**Exercise description:** Copy out the passage about the Python albums, everything from "In the days" down to "in school corridors.", and swap "cassette" for "tape".

**Passage to read:**
"""
In the days before wall-to-wall repeats and home video releases, it was through their albums that Python gained their enduring cultural currency. Fans committed the sketches to memory over repeated listens and transcriptions, and cassette dubs of the LPs were furtively exchanged in school corridors.
For many, the audio renditions of the sketches, much more polished than the TV versions, and lacking the disruptive audience laughter, to the wildly imaginative ancillary material – from Cleese’s verbose advocate of Word Association Football, to Palin’s heated commentary on Novel Writing Live From Wessex and eminently hummable, silly songs on such diverse topics as bisected pet bees, the dubious delights of Finland, and (of all things) a jaunty, ragtime tribute to Henry Kissinger, President Nixon’s Secretary of State – became the set text for generations of Python fans, so it’s small wonder that when the TV series was more widely viewable in the 1990s and onwards through repeats, DVDs and latterly YouTube, fans weaned on the albums felt short changed and spoiled. For many, these are the definitive texts and see Pythons’ wild, surreal flights of whimsy and scatological schoolboy satire exceed the low budget, studio bound, heavily censored limitations of the Beeb – for one thing, swearing is much more widely found on these albums; after all, who can forget Graham Chapman’s introductory warning on the Holy Grail album that it contains “four cunts, one clitoris and a foreskin”? As with the last time the Python albums received a respectful treatment on shiny silver disc, they all appear digitally remastered, sound much less muted than their 1980s CD counterparts, and boast bonus tracks culled from the Python vaults, which give a tantalising taster of what else must be lurking in the audio archives…
It’s a grand legacy, bundled together in this repackage covering nine albums – including an unsuccessful freshman effort for BBC Records, recreating highlights from their first season for a confused audience deader than the proverbial parrot, for the first time united with the rest of their audio oeuvre – and replete with Terry Gilliam’s customary baroque-meets-burlesque artwork and affectionate sleeve notes by Michael Palin. As Python has become more of a gift for merchandisers than a living, breathing concern, it’s a reminder that there is more to keeping the Python legacy alive than Holy Grail ales, Biggus Dickus bottle openers and Mr Creosote keyrings.
The prospect of another rehash of familiar material may engender sighs for hardcore fans who have paid for this material many times over, who may quibble over the omission of more esoteric material, but it will be a useful artefact for the YouTube and Spamalot generation of Pythonites, and the loving recreation of the Matching Tie & Handkerchief album’s parallel grooves and inclusion of a very rare NME flexidisc from 1974 is a thoughtful gesture for aficionados.
"""
**Records provided:**
"""
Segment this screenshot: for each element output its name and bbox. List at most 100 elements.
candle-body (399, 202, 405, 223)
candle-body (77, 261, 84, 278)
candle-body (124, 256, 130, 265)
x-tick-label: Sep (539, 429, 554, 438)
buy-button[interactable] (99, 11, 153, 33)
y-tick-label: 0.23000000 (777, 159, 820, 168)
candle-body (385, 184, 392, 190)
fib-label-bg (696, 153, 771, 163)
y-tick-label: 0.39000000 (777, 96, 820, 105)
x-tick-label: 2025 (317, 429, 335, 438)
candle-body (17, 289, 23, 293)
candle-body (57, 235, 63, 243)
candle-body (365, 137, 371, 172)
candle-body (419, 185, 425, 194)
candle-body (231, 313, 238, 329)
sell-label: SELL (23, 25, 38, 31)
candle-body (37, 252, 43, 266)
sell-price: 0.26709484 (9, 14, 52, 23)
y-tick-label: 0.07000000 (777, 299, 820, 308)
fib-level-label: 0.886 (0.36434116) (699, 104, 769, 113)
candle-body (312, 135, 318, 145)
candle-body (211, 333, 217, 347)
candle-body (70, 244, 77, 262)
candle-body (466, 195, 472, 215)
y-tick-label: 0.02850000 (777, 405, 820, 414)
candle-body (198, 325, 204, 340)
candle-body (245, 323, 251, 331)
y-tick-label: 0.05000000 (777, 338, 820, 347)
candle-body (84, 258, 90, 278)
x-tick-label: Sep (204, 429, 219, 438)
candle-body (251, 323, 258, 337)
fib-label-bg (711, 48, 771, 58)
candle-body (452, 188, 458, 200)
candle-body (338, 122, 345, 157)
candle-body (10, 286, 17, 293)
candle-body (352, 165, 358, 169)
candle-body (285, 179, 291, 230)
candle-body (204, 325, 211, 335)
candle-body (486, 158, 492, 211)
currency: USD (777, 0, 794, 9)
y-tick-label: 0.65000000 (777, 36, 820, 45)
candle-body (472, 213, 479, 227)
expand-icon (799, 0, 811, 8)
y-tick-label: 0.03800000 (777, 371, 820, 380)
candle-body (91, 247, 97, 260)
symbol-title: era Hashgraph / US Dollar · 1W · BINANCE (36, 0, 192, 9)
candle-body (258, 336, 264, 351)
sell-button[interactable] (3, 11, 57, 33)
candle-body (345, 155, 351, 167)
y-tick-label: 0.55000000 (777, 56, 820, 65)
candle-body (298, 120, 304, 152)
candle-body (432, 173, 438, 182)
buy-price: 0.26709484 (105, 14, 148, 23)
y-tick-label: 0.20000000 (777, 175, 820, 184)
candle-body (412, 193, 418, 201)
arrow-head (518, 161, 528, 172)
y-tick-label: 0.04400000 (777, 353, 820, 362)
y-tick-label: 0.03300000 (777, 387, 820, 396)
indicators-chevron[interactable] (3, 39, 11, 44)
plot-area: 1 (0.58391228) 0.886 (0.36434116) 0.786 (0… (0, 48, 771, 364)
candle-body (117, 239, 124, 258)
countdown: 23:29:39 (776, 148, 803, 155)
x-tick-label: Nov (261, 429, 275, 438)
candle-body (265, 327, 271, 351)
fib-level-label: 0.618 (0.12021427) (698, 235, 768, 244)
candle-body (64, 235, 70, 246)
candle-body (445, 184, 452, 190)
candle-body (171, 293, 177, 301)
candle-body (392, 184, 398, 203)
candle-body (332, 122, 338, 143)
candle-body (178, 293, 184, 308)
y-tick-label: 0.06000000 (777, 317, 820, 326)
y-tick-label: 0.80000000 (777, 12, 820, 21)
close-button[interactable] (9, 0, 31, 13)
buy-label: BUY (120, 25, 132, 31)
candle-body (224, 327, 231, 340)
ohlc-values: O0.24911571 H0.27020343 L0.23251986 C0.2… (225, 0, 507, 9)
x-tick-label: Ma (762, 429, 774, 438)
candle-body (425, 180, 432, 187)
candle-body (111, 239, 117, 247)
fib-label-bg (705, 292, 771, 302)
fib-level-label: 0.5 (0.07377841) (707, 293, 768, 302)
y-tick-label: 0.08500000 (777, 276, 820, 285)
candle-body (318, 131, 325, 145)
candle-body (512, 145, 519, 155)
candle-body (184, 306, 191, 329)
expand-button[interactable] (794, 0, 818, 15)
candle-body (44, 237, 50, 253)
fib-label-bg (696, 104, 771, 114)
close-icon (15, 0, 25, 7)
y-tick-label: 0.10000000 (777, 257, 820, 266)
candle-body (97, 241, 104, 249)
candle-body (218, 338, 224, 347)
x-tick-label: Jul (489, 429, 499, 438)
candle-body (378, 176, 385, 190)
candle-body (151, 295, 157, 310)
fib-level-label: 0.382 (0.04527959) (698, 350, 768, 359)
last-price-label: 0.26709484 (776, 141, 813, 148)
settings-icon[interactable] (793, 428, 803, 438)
"""
**Result below:**
In the days before wall-to-wall repeats and home video releases, it was through their albums that Python gained their enduring cultural currency. Fans committed the sketches to memory over repeated listens and transcriptions, and tape dubs of the LPs were furtively exchanged in school corridors.